* [Aim]:
Report all lines from the entries below in which "care" appears.

########

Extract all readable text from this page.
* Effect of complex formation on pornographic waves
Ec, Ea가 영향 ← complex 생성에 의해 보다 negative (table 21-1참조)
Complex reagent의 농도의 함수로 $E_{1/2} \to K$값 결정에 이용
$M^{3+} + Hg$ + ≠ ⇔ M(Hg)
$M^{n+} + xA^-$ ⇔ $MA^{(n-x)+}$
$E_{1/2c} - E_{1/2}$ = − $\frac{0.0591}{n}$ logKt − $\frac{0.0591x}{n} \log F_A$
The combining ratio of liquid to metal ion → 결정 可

########

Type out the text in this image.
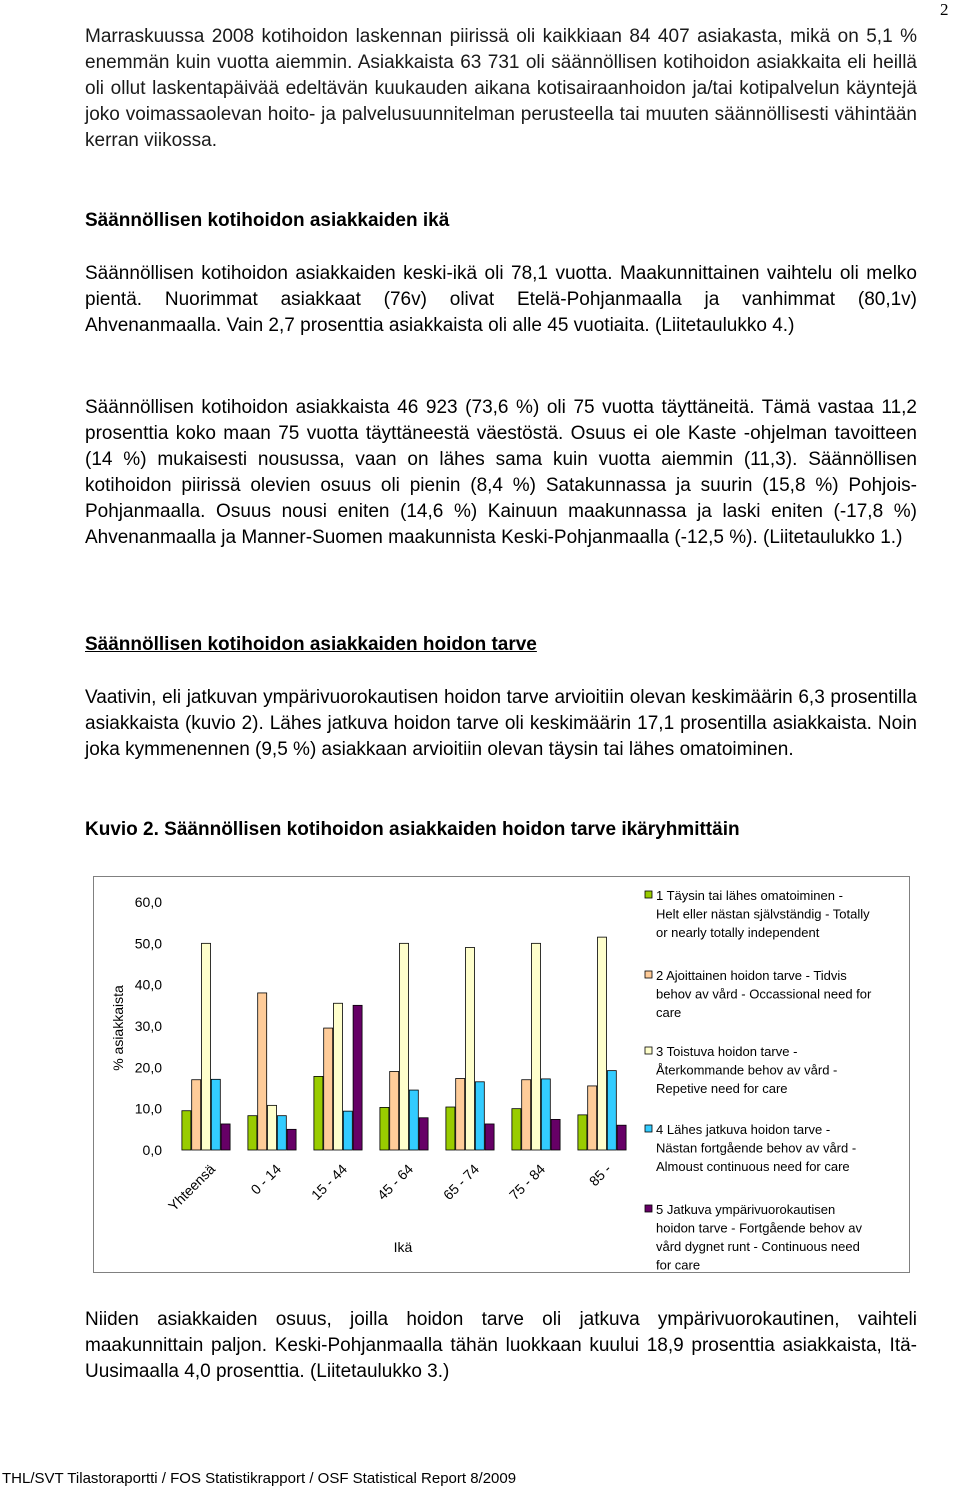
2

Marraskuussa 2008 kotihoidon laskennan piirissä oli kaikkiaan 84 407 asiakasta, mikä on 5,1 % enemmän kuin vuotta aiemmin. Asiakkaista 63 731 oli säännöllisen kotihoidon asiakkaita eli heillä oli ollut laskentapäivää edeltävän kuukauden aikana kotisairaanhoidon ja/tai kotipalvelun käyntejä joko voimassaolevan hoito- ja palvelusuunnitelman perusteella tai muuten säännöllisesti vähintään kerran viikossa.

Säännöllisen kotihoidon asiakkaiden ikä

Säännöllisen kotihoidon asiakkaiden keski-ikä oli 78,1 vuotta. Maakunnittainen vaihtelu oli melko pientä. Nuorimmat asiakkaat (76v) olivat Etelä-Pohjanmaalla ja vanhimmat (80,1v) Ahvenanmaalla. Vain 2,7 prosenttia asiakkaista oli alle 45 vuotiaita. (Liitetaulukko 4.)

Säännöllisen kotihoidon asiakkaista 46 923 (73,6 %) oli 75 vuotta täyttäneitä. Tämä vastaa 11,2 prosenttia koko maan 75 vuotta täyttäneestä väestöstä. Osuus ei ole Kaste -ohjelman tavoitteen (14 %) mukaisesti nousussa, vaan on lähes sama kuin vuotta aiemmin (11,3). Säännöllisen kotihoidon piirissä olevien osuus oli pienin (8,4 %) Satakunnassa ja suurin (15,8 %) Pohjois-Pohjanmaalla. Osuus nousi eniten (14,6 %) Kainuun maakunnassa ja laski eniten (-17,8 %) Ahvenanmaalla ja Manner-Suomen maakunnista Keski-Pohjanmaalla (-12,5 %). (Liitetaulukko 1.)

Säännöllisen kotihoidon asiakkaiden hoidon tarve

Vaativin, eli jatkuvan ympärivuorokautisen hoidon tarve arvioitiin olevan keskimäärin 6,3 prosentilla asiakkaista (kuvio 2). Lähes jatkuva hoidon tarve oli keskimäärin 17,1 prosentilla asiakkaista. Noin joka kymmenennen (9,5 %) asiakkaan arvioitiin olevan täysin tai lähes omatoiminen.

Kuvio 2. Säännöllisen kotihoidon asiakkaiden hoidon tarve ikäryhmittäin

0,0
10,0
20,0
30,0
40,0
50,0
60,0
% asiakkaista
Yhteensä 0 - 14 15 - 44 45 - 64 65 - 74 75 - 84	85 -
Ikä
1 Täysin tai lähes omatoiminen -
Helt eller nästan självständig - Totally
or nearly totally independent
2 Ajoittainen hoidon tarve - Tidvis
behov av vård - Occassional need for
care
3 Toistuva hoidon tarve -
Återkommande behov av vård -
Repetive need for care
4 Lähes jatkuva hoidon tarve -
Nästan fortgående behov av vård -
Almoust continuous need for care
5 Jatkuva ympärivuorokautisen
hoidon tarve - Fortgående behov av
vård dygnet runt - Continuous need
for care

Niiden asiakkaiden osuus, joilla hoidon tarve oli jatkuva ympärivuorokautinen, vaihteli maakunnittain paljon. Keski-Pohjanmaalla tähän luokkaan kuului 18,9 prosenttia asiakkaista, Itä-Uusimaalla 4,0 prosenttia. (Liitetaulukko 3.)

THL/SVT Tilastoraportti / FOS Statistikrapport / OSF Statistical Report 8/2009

########

* [Result of this exercise]:
care
Repetive need for care
Almoust continuous need for care
for care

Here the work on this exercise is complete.